13 Mart 2014 Perşembe

Uçak Kazası ve Sonrasındaki Gelişmeler / MH-370 And After It

Mehmet Özay                                                                                                                    13 Mart 2014

Malezya Ulusal Havayolları (MAS)’a ait bir uçağın Kuala Lumpur-Beijing seferini yaptığı sırada kaybolmasının sırrı yazıyı kaleme aldığımız saate kadar çözülebilmiş değildi. Kazanın Malezya’da büyük bir şoka neden olduğuna kuşku yok. Dünyanın güvenilir havayolları arasında adı geçen ve bir zamanlar ‘favori’ kuruluşu olarak Malezya’nın gurur kaynaklarından biri olan MAS, son yıllarda bazı yönetim ve mali krizler yaşamıyor değildi... Kazanın bu krizlerden kurtulma anlamında önemli adımların atılmaya başlandığı bir dönemde ortaya çıkması, şirket yönetiminin ötesinde hükümeti de en azından moral olarak etkiledi. Bununla birlikte, uçağın kaybolmasının ardından ortaya çıkan gelişmelerin uçak kazaları tarihinde kendine özel bir yeri olduğunu şimdiden söylemek mümkün. Uçağın lokasyonundan, arama faaliyetlerinin yapıldığı coğrafyanın genişliğine ve bu faaliyetlere iştirak eden ülke ve araç sayısı kadar, düne kadar aralarında teritoryal bağlamda ciddi sıkıntılar yaşayan ülkelerin biraraya gelebilmiş olması bu anlamda dikkat çekiyor.

Uçağın kaybolduğu haberinin gündeme düştüğü andan itibaren ilk dikkatleri çeken husus, pilotlarla son iletişimin gerçekleştiği noktanın Malezya ile Vietnam’ın deniz sınırı olmasıydı. Bu deniz sınırı, aynı zamanda bir başka özelliği ile de belirginlik kazanıyordu. O da Tayland Körfezi ile adını son üç yıldır sıklıklı zikrettiğimiz Güney Çin Denizi’nin birleştiği nokta olmasıydı. Uçak, Malezya’ya aitti. Ancak içinde 14 ulustan yolcu taşıyordu.. Çoğunluğu da Çinliler oluşturuyordu... Uçağın kaybolmasından bu yana altı gün geçmesine rağmen, elde halen bazı zayıf tahminlerden başka bir şey bulunmuyor... Özellikle iki ihtimal dikkat çekiyor. Teknik bir arıza ile uçağın aniden havada infilak etmesiyle küçük parçalara ayrılmış olması; ikincisi ise bir terör olayına konu olmasıyla infilak etmesi. İkincisinden başlayarak bazı görüşler ileri sürebiliriz.

◆ Sağlanan Veriler
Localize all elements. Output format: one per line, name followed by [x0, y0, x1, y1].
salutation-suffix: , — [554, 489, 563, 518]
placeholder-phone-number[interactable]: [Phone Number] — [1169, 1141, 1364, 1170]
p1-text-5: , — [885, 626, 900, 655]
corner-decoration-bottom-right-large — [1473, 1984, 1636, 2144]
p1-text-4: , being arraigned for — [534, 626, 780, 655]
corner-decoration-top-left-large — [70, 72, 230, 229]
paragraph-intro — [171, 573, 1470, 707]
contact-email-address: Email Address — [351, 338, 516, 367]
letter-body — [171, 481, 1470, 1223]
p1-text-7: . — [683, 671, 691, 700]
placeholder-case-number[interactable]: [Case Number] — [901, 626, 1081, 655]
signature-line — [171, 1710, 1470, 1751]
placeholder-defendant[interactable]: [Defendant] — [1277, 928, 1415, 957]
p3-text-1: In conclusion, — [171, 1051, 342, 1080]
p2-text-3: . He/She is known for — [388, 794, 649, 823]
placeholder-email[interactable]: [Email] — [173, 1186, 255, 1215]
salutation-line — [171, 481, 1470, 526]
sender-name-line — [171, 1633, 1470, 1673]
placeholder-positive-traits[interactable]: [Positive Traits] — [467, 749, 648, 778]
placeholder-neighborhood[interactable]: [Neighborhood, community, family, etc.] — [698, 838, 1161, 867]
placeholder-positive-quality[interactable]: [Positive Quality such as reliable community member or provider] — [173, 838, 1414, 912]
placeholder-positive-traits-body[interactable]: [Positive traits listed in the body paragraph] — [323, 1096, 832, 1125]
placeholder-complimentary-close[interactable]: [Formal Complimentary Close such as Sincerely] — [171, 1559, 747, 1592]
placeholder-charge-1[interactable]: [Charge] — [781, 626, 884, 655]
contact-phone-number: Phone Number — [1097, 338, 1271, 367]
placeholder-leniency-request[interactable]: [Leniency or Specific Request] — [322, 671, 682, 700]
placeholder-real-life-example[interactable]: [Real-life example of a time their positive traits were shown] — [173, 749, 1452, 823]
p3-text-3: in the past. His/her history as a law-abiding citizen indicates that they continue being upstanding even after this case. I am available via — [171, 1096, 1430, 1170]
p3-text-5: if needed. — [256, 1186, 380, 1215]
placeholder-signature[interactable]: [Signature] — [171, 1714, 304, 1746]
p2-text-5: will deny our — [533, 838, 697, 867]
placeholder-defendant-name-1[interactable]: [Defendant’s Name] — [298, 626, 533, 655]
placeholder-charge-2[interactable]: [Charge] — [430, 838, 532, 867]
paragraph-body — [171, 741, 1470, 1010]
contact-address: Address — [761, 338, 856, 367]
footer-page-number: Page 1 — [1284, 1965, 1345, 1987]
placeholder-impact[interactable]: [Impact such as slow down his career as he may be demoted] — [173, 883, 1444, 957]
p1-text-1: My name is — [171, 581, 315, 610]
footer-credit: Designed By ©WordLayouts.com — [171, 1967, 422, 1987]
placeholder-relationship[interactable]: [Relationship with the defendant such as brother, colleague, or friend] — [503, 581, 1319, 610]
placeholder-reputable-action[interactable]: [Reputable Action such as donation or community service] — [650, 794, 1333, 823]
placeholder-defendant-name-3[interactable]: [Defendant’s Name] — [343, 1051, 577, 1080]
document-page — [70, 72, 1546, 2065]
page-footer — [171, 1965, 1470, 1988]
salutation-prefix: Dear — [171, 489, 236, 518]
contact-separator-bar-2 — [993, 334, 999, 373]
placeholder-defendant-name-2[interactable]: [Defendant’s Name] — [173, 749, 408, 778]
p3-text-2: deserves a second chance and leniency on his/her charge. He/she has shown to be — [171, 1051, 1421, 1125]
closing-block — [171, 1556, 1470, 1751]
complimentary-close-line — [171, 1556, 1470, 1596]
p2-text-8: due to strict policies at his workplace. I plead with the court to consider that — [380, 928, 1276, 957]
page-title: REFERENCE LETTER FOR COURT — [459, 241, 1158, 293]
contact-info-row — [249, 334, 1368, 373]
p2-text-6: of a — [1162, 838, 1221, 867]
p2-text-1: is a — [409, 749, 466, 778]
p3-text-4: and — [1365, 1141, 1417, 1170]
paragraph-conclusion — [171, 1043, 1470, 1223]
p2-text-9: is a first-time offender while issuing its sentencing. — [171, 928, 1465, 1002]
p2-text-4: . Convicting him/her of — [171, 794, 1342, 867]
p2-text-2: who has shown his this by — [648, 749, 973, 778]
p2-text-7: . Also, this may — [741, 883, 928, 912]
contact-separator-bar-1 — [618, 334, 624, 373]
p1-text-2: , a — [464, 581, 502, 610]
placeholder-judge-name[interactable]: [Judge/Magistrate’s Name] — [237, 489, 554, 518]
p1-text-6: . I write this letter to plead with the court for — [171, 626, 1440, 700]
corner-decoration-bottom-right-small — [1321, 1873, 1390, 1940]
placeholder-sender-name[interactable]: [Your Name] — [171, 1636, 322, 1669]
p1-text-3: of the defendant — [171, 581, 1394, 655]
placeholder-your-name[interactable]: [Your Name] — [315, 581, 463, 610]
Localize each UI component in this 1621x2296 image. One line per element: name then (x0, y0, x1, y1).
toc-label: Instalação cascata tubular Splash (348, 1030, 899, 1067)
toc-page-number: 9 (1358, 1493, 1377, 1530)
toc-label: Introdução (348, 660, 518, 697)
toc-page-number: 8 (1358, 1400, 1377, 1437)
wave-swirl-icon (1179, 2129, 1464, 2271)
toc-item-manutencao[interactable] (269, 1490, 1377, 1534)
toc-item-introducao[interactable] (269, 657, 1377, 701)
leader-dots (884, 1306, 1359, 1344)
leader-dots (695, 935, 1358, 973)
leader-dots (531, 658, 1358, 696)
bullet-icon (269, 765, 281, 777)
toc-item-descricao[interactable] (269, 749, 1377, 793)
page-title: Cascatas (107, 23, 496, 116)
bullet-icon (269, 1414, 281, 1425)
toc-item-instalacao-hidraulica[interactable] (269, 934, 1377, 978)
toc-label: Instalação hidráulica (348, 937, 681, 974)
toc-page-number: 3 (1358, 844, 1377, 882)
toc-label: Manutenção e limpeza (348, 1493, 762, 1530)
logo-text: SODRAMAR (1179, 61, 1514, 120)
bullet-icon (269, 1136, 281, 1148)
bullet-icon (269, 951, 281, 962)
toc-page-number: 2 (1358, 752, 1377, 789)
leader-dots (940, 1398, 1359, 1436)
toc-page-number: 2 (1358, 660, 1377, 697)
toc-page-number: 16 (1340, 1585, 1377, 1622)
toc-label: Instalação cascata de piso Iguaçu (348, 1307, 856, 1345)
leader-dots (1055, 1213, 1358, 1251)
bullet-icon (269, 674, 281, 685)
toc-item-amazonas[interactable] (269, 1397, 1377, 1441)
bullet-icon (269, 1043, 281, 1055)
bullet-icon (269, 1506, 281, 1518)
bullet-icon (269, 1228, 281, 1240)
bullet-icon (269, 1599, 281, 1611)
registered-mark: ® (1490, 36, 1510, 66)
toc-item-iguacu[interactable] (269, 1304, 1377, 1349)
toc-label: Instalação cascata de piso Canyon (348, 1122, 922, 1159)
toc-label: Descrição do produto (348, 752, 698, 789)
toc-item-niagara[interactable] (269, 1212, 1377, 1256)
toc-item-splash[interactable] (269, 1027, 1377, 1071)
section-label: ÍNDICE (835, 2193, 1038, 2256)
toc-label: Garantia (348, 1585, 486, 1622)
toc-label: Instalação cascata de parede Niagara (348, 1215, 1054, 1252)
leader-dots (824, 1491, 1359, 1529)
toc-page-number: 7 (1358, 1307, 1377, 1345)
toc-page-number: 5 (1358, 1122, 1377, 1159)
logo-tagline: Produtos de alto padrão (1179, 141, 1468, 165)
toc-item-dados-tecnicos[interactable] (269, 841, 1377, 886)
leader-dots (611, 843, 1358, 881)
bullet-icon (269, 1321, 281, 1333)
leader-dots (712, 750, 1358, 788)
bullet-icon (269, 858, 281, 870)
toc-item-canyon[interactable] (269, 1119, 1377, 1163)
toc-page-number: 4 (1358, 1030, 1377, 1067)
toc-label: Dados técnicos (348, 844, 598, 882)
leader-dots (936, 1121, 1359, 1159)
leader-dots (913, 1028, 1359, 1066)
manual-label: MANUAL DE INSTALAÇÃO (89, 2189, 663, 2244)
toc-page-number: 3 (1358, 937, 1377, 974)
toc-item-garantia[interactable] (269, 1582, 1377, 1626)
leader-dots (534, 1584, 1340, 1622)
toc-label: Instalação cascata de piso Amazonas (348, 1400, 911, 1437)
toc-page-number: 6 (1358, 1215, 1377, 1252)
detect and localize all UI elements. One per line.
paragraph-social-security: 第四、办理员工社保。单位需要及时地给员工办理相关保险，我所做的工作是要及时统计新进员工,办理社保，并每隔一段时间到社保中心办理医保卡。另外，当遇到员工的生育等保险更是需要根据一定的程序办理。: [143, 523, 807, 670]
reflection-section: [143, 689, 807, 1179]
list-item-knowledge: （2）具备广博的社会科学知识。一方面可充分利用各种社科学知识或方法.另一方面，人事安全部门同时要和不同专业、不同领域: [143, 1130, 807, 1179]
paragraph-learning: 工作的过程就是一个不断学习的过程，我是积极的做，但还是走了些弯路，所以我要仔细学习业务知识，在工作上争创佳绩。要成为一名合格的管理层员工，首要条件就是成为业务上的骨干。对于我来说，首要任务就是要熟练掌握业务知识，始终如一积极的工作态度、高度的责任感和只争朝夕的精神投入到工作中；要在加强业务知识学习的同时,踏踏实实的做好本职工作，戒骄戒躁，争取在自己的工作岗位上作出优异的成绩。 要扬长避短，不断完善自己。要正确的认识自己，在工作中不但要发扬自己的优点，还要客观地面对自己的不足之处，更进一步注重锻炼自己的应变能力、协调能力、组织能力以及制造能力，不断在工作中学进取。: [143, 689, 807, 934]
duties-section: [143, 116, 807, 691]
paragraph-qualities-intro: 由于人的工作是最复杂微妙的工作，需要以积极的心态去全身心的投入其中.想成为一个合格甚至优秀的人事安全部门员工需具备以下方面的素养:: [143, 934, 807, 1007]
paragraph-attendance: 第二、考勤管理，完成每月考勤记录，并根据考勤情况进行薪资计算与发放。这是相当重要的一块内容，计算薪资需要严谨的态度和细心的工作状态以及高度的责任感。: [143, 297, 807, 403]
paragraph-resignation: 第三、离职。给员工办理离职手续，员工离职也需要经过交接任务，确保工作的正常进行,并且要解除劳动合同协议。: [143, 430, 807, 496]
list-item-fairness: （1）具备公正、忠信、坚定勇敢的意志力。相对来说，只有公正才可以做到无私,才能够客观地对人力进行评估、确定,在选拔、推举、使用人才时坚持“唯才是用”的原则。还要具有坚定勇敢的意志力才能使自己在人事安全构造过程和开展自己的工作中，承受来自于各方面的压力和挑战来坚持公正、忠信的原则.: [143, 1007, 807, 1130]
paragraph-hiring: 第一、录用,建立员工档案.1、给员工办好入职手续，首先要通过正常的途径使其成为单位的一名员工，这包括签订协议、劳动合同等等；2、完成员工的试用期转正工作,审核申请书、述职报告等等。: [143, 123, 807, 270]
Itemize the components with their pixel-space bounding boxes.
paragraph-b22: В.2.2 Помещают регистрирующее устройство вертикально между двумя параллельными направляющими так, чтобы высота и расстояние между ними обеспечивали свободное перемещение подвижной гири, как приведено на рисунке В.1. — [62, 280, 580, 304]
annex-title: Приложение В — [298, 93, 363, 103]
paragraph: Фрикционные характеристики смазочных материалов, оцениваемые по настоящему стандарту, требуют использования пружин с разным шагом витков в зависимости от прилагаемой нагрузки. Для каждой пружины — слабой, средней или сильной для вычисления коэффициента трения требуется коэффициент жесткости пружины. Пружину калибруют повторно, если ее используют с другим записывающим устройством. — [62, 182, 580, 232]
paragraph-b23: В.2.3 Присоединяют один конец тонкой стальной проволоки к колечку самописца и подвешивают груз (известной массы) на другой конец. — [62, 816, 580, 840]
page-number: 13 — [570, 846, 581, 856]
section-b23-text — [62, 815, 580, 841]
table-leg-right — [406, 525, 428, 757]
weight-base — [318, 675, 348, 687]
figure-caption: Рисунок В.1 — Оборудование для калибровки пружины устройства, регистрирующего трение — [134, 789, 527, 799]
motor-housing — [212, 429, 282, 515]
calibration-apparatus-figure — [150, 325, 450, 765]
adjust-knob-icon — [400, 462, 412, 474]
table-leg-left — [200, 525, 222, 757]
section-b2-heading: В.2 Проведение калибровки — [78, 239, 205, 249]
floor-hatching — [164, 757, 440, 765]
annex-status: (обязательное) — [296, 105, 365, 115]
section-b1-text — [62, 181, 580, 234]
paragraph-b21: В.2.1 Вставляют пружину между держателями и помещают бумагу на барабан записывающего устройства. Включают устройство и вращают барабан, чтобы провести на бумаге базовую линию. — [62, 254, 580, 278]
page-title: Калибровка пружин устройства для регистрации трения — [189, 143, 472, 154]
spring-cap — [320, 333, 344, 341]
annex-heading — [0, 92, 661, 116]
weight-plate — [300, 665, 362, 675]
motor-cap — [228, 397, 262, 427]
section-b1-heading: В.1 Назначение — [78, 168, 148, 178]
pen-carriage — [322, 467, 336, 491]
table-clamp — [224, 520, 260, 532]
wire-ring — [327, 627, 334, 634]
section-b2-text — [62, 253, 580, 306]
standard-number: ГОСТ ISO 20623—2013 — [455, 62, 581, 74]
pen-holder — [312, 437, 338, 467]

◆ Talimatların
Uçak kazası yazısında "Uçağın kaybolduğu haberinin" ile başlayıp "görüşler ileri sürebiliriz." ile biten kısmı, "Tayland Körfezi" yerine "Siam Körfezi" koyarak düzenleyip yeniden yazar mısın?

◆ Görevin Çözümü
Uçağın kaybolduğu haberinin gündeme düştüğü andan itibaren ilk dikkatleri çeken husus, pilotlarla son iletişimin gerçekleştiği noktanın Malezya ile Vietnam’ın deniz sınırı olmasıydı. Bu deniz sınırı, aynı zamanda bir başka özelliği ile de belirginlik kazanıyordu. O da Siam Körfezi ile adını son üç yıldır sıklıklı zikrettiğimiz Güney Çin Denizi’nin birleştiği nokta olmasıydı. Uçak, Malezya’ya aitti. Ancak içinde 14 ulustan yolcu taşıyordu.. Çoğunluğu da Çinliler oluşturuyordu... Uçağın kaybolmasından bu yana altı gün geçmesine rağmen, elde halen bazı zayıf tahminlerden başka bir şey bulunmuyor... Özellikle iki ihtimal dikkat çekiyor. Teknik bir arıza ile uçağın aniden havada infilak etmesiyle küçük parçalara ayrılmış olması; ikincisi ise bir terör olayına konu olmasıyla infilak etmesi. İkincisinden başlayarak bazı görüşler ileri sürebiliriz.